Description of the task: Scan the entries below for the word "Ichimoku". Copy each line that has it.

>> START Data to use

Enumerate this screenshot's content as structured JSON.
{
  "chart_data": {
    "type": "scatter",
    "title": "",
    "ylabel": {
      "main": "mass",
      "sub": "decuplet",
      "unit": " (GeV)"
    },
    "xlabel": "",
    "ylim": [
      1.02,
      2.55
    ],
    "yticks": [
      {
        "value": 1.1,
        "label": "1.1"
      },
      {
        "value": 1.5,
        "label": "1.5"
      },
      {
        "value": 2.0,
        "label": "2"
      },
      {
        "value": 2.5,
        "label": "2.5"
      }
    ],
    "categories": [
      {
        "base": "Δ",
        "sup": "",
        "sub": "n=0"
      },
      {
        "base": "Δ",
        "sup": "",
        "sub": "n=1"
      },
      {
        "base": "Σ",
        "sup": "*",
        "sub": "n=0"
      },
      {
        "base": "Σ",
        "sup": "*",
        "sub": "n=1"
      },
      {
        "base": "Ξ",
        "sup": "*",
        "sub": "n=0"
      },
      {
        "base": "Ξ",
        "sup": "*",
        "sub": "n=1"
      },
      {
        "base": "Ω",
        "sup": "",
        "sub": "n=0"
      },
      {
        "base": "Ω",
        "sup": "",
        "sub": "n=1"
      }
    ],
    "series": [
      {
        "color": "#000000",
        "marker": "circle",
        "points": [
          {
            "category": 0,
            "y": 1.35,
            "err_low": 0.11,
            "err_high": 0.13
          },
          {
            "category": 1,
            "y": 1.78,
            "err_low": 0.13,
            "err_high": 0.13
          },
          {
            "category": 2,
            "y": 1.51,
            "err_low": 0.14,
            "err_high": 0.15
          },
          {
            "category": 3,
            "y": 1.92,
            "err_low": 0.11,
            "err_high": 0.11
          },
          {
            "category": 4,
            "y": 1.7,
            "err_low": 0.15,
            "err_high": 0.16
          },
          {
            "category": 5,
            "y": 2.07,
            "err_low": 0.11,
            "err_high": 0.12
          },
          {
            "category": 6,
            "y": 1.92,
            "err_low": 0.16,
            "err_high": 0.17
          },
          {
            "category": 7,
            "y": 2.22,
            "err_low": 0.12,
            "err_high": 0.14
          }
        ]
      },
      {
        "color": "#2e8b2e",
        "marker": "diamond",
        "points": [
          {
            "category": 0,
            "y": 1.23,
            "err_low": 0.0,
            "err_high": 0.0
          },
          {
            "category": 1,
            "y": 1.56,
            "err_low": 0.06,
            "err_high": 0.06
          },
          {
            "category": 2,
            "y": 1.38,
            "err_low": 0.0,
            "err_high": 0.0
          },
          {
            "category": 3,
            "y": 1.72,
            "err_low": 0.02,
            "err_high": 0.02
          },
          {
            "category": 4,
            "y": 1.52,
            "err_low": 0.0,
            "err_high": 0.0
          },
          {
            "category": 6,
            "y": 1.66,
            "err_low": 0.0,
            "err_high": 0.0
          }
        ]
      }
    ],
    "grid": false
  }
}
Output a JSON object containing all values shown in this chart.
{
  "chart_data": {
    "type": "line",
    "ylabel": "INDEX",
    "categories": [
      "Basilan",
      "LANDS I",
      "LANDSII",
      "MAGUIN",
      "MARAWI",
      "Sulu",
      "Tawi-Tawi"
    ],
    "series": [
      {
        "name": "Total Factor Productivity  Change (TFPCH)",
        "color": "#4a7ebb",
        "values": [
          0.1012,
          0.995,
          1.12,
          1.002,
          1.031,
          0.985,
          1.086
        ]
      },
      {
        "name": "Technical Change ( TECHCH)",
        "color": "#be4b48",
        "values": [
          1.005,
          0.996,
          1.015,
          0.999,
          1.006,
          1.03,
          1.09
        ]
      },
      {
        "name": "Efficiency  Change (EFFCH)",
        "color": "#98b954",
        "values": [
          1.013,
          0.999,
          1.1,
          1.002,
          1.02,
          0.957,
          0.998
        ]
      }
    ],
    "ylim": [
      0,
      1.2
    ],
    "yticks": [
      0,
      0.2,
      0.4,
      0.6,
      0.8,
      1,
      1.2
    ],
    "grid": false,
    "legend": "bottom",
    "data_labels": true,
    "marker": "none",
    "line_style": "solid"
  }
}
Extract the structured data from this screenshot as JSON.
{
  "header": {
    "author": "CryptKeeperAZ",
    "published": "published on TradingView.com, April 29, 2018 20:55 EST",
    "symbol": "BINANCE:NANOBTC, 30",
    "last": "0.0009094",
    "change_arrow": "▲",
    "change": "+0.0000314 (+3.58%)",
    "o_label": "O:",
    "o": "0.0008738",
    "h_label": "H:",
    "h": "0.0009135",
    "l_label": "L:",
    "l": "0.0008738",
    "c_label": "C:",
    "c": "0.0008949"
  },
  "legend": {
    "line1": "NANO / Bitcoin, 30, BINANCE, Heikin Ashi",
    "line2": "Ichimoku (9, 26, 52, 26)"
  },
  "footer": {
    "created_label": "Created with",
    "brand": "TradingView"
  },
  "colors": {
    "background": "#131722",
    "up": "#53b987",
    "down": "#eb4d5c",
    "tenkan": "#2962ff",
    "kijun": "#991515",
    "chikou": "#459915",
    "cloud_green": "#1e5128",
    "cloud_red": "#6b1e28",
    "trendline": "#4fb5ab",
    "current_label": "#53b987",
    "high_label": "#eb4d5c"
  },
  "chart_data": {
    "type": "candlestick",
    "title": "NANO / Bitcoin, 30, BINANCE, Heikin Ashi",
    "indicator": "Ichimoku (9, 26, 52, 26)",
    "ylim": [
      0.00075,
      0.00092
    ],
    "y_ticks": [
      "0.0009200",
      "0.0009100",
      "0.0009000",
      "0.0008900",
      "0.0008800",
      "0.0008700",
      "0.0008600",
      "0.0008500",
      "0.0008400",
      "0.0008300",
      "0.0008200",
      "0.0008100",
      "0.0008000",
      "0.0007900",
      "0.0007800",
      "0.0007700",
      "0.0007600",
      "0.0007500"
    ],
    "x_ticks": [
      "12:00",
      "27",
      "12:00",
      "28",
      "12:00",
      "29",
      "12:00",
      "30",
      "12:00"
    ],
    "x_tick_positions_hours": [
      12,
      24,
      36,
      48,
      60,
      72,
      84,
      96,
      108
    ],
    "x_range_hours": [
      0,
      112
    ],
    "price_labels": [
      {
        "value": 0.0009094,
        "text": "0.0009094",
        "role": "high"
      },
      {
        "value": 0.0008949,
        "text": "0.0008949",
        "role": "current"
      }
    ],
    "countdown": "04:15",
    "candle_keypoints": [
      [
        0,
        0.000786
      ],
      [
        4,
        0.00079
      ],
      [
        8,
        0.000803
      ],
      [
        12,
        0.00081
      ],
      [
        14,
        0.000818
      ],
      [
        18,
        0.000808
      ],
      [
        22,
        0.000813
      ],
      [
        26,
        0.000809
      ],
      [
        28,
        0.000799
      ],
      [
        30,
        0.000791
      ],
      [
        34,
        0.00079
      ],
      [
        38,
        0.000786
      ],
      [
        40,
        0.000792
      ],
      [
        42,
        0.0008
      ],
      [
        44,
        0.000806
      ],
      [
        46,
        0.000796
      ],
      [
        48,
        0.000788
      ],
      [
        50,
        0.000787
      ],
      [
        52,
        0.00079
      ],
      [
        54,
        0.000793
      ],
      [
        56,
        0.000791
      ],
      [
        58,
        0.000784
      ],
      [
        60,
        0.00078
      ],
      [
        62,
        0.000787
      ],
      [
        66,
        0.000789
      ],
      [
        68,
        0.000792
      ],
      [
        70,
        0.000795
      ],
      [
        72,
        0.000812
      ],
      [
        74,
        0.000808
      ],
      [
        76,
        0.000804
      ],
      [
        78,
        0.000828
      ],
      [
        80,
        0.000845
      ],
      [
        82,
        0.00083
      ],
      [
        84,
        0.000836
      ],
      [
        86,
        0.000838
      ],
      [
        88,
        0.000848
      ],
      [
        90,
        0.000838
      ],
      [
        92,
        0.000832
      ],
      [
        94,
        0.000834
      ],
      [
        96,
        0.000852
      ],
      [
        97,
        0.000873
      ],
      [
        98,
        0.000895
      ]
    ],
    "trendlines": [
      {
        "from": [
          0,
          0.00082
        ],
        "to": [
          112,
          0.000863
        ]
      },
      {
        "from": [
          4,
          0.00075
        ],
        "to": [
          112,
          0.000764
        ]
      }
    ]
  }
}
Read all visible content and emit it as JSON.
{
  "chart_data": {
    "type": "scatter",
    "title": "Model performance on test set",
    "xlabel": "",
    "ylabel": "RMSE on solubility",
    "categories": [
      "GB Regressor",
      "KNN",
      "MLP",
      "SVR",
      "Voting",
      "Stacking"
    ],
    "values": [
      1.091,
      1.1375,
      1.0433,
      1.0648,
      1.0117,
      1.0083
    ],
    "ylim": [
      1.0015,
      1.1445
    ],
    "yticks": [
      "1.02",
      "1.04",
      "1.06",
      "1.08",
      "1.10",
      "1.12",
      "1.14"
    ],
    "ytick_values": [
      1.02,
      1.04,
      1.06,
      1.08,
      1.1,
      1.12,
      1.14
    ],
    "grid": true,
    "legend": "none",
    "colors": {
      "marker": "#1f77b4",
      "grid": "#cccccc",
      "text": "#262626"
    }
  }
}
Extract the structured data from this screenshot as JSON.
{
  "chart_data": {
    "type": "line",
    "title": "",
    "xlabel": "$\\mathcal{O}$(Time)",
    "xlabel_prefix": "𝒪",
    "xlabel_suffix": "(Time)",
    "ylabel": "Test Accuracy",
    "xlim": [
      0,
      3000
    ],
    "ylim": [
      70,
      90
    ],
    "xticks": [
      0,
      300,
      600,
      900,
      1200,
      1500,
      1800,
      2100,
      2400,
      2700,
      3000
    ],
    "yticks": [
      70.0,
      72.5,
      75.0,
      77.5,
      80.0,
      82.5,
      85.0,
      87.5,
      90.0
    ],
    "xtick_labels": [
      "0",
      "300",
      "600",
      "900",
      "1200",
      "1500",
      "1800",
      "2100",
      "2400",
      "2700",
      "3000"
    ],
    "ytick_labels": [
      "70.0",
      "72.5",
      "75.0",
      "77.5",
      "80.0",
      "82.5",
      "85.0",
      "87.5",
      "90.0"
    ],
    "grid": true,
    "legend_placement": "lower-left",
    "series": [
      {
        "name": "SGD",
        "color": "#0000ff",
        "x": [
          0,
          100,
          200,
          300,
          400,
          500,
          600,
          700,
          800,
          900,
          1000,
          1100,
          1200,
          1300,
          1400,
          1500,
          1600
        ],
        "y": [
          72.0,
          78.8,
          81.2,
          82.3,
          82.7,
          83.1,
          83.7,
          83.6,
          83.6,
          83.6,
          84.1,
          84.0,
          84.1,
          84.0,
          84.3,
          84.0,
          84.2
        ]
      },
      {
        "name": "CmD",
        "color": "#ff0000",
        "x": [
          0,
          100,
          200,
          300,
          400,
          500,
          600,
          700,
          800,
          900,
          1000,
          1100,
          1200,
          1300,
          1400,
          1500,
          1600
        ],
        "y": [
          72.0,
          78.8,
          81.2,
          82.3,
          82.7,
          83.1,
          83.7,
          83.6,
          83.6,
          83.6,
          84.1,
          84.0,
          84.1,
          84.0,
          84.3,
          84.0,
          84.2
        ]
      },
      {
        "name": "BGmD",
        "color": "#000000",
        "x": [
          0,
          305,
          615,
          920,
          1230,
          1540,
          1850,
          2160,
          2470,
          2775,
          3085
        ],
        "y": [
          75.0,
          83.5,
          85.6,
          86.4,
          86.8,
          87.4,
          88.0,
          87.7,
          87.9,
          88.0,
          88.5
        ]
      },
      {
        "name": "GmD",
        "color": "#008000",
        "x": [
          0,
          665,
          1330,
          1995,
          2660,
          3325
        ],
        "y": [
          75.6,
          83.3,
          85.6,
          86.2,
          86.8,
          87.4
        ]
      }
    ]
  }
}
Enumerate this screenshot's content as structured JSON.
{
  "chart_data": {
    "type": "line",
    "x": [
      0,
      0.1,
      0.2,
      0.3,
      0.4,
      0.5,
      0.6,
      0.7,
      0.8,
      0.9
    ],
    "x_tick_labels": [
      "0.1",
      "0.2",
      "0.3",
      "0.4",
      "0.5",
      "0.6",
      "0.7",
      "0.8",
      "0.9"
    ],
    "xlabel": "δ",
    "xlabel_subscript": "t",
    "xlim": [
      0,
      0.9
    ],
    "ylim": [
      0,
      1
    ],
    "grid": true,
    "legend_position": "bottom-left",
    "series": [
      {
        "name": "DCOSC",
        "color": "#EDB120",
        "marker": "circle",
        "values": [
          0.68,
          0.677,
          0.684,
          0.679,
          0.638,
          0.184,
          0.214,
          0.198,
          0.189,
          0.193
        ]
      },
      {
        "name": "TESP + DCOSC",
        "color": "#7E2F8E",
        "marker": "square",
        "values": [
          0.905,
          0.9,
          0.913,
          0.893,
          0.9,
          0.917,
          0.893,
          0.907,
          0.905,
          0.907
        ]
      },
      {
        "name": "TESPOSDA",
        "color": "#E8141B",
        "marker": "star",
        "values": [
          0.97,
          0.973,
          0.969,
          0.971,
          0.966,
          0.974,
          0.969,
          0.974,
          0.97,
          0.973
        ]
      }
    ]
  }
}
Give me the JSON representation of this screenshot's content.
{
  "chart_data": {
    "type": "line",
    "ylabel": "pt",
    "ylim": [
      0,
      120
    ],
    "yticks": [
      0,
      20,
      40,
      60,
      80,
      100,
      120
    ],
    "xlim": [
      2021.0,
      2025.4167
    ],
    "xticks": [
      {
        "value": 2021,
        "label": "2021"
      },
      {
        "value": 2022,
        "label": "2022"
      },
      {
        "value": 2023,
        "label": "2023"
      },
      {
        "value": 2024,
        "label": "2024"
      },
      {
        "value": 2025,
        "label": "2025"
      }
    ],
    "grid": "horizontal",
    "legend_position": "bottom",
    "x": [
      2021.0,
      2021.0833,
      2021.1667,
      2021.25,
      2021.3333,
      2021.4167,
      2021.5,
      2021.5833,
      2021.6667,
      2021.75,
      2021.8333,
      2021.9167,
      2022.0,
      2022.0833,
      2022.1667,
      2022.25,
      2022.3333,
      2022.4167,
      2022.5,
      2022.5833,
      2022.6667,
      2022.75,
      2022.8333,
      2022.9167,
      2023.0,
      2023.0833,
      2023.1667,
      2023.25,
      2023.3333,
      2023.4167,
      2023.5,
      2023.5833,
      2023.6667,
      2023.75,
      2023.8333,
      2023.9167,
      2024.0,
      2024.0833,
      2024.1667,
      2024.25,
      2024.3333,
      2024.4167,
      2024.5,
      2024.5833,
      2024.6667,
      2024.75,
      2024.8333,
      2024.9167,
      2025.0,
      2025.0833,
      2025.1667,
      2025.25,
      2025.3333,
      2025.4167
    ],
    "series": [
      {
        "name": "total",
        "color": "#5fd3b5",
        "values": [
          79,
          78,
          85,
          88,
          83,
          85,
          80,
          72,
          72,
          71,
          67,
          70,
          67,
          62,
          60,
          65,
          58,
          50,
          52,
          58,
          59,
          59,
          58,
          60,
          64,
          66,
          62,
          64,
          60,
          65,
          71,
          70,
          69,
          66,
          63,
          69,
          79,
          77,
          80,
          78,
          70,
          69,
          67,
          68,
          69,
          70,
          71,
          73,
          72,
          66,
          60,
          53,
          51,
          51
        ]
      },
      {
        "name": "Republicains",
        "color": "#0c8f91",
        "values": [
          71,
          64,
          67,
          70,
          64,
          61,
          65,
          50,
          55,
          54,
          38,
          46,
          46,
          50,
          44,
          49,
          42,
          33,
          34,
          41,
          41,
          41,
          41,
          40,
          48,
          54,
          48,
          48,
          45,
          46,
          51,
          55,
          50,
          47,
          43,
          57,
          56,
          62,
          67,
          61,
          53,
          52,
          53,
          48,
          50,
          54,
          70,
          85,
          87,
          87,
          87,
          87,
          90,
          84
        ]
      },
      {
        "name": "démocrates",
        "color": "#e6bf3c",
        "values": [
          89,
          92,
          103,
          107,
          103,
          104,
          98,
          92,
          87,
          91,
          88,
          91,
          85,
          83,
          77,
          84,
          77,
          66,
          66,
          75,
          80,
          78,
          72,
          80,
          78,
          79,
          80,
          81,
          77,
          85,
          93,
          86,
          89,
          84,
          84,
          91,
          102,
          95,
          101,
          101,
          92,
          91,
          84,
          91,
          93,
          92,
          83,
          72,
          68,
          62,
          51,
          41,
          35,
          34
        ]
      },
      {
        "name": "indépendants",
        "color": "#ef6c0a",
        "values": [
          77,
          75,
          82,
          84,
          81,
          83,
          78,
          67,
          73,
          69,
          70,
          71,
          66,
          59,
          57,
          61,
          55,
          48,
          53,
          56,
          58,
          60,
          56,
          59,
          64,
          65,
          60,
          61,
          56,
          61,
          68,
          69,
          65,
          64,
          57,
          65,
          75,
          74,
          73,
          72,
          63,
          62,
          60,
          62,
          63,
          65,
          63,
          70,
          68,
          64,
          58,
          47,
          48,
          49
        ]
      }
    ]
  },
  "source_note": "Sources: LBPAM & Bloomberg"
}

>> END Data to use

Complete answer:
    "line2": "Ichimoku (9, 26, 52, 26)"
    "indicator": "Ichimoku (9, 26, 52, 26)",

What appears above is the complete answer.